Given request: Every record should be written out exactly, with the pictures left out.

_ _ _

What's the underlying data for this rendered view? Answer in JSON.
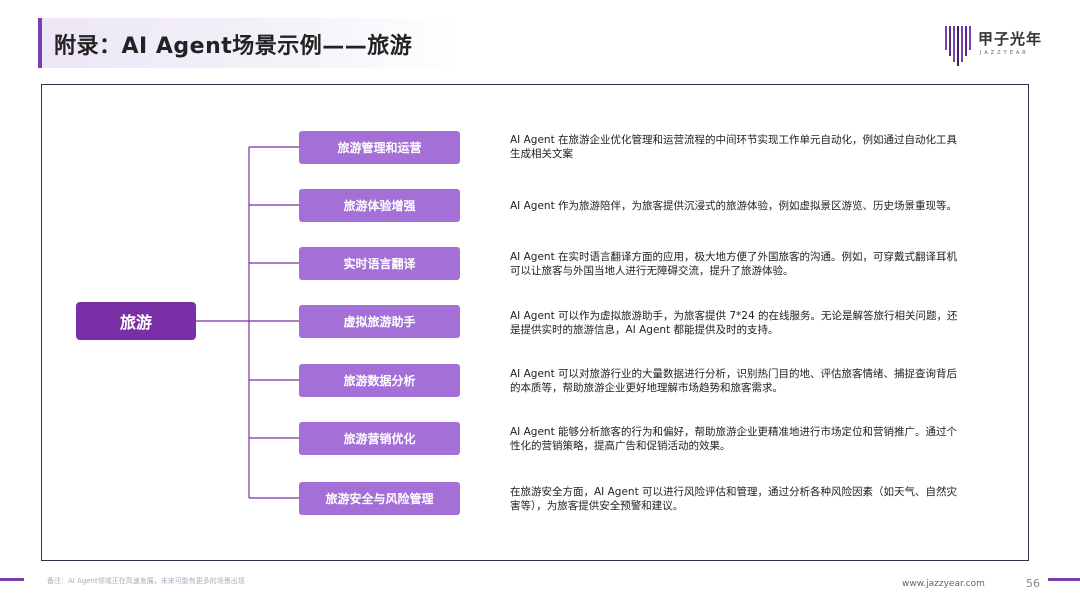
{
  "header": {
    "title": "附录：AI Agent场景示例——旅游"
  },
  "logo": {
    "name": "甲子光年",
    "subtitle": "JAZZYEAR",
    "icon": "jazzyear-logo-icon"
  },
  "diagram": {
    "root": "旅游",
    "branches": [
      {
        "label": "旅游管理和运营",
        "description": "AI Agent 在旅游企业优化管理和运营流程的中间环节实现工作单元自动化，例如通过自动化工具生成相关文案"
      },
      {
        "label": "旅游体验增强",
        "description": "AI Agent 作为旅游陪伴，为旅客提供沉浸式的旅游体验，例如虚拟景区游览、历史场景重现等。"
      },
      {
        "label": "实时语言翻译",
        "description": "AI Agent 在实时语言翻译方面的应用，极大地方便了外国旅客的沟通。例如，可穿戴式翻译耳机可以让旅客与外国当地人进行无障碍交流，提升了旅游体验。"
      },
      {
        "label": "虚拟旅游助手",
        "description": "AI Agent 可以作为虚拟旅游助手，为旅客提供 7*24 的在线服务。无论是解答旅行相关问题，还是提供实时的旅游信息，AI Agent 都能提供及时的支持。"
      },
      {
        "label": "旅游数据分析",
        "description": "AI Agent 可以对旅游行业的大量数据进行分析，识别热门目的地、评估旅客情绪、捕捉查询背后的本质等，帮助旅游企业更好地理解市场趋势和旅客需求。"
      },
      {
        "label": "旅游营销优化",
        "description": "AI Agent 能够分析旅客的行为和偏好，帮助旅游企业更精准地进行市场定位和营销推广。通过个性化的营销策略，提高广告和促销活动的效果。"
      },
      {
        "label": "旅游安全与风险管理",
        "description": "在旅游安全方面，AI Agent 可以进行风险评估和管理，通过分析各种风险因素（如天气、自然灾害等），为旅客提供安全预警和建议。"
      }
    ]
  },
  "footer": {
    "note": "备注：AI Agent领域正在高速发展，未来可能有更多的场景出现",
    "url": "www.jazzyear.com",
    "page": "56"
  },
  "colors": {
    "root": "#7b2fa6",
    "branch": "#a46fd7",
    "accent": "#7b3fb4",
    "frame": "#3a2a55"
  }
}
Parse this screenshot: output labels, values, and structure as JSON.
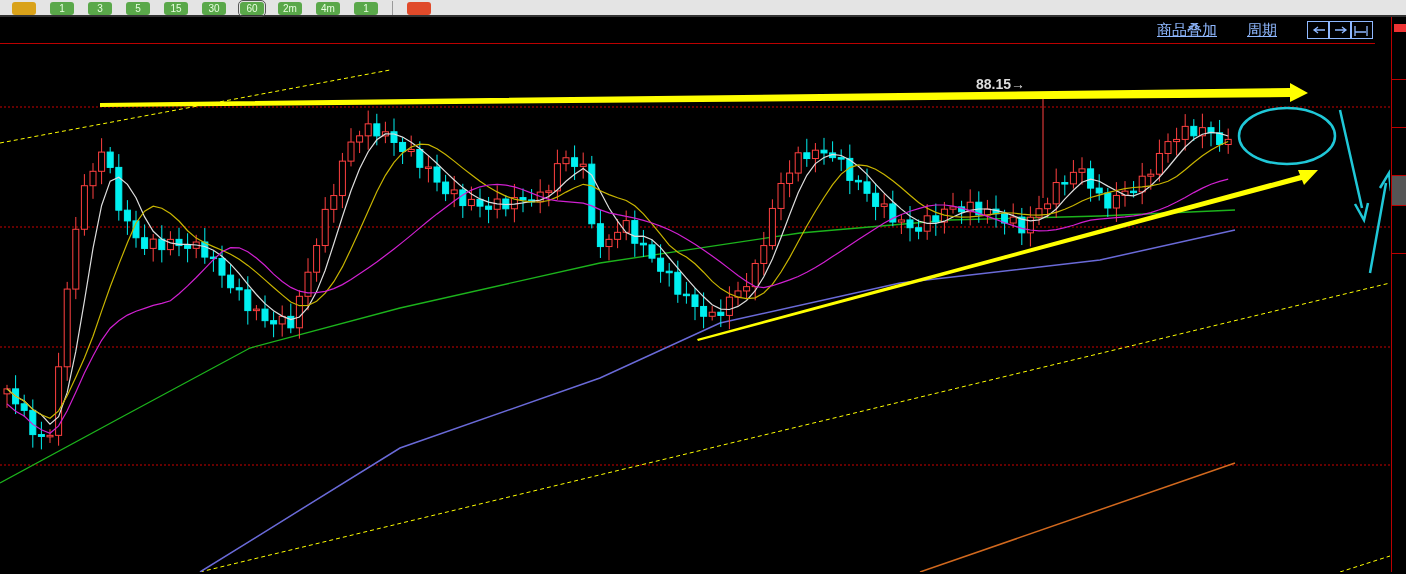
{
  "toolbar": {
    "buttons": [
      {
        "kind": "flag",
        "selected": false
      },
      {
        "kind": "text",
        "label": "1",
        "selected": false
      },
      {
        "kind": "text",
        "label": "3",
        "selected": false
      },
      {
        "kind": "text",
        "label": "5",
        "selected": false
      },
      {
        "kind": "text",
        "label": "15",
        "selected": false
      },
      {
        "kind": "text",
        "label": "30",
        "selected": false
      },
      {
        "kind": "text",
        "label": "60",
        "selected": true
      },
      {
        "kind": "text",
        "label": "2m",
        "selected": false
      },
      {
        "kind": "text",
        "label": "4m",
        "selected": false
      },
      {
        "kind": "text",
        "label": "1",
        "selected": false
      },
      {
        "kind": "window",
        "selected": false
      }
    ]
  },
  "header": {
    "links": [
      "商品叠加",
      "周期"
    ]
  },
  "chart": {
    "price_label": "88.15→"
  },
  "side_tabs": [
    {
      "selected": false
    },
    {
      "selected": false
    },
    {
      "selected": false
    },
    {
      "selected": true
    },
    {
      "selected": false
    }
  ]
}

_ _ _

Response below:
What's the underlying data for this rendered view? Answer in JSON.
{
  "header": {
    "title": "附录：AI Agent场景示例——旅游"
  },
  "logo": {
    "name": "甲子光年",
    "subtitle": "JAZZYEAR",
    "icon": "jazzyear-logo-icon"
  },
  "diagram": {
    "root": "旅游",
    "branches": [
      {
        "label": "旅游管理和运营",
        "description": "AI Agent 在旅游企业优化管理和运营流程的中间环节实现工作单元自动化，例如通过自动化工具生成相关文案"
      },
      {
        "label": "旅游体验增强",
        "description": "AI Agent 作为旅游陪伴，为旅客提供沉浸式的旅游体验，例如虚拟景区游览、历史场景重现等。"
      },
      {
        "label": "实时语言翻译",
        "description": "AI Agent 在实时语言翻译方面的应用，极大地方便了外国旅客的沟通。例如，可穿戴式翻译耳机可以让旅客与外国当地人进行无障碍交流，提升了旅游体验。"
      },
      {
        "label": "虚拟旅游助手",
        "description": "AI Agent 可以作为虚拟旅游助手，为旅客提供 7*24 的在线服务。无论是解答旅行相关问题，还是提供实时的旅游信息，AI Agent 都能提供及时的支持。"
      },
      {
        "label": "旅游数据分析",
        "description": "AI Agent 可以对旅游行业的大量数据进行分析，识别热门目的地、评估旅客情绪、捕捉查询背后的本质等，帮助旅游企业更好地理解市场趋势和旅客需求。"
      },
      {
        "label": "旅游营销优化",
        "description": "AI Agent 能够分析旅客的行为和偏好，帮助旅游企业更精准地进行市场定位和营销推广。通过个性化的营销策略，提高广告和促销活动的效果。"
      },
      {
        "label": "旅游安全与风险管理",
        "description": "在旅游安全方面，AI Agent 可以进行风险评估和管理，通过分析各种风险因素（如天气、自然灾害等），为旅客提供安全预警和建议。"
      }
    ]
  },
  "footer": {
    "note": "备注：AI Agent领域正在高速发展，未来可能有更多的场景出现",
    "url": "www.jazzyear.com",
    "page": "56"
  },
  "colors": {
    "root": "#7b2fa6",
    "branch": "#a46fd7",
    "accent": "#7b3fb4",
    "frame": "#3a2a55"
  }
}
Parse this screenshot: output labels, values, and structure as JSON.
{
  "toolbar": {
    "buttons": [
      {
        "kind": "flag",
        "selected": false
      },
      {
        "kind": "text",
        "label": "1",
        "selected": false
      },
      {
        "kind": "text",
        "label": "3",
        "selected": false
      },
      {
        "kind": "text",
        "label": "5",
        "selected": false
      },
      {
        "kind": "text",
        "label": "15",
        "selected": false
      },
      {
        "kind": "text",
        "label": "30",
        "selected": false
      },
      {
        "kind": "text",
        "label": "60",
        "selected": true
      },
      {
        "kind": "text",
        "label": "2m",
        "selected": false
      },
      {
        "kind": "text",
        "label": "4m",
        "selected": false
      },
      {
        "kind": "text",
        "label": "1",
        "selected": false
      },
      {
        "kind": "window",
        "selected": false
      }
    ]
  },
  "header": {
    "links": [
      "商品叠加",
      "周期"
    ]
  },
  "chart": {
    "price_label": "88.15→"
  },
  "side_tabs": [
    {
      "selected": false
    },
    {
      "selected": false
    },
    {
      "selected": false
    },
    {
      "selected": true
    },
    {
      "selected": false
    }
  ]
}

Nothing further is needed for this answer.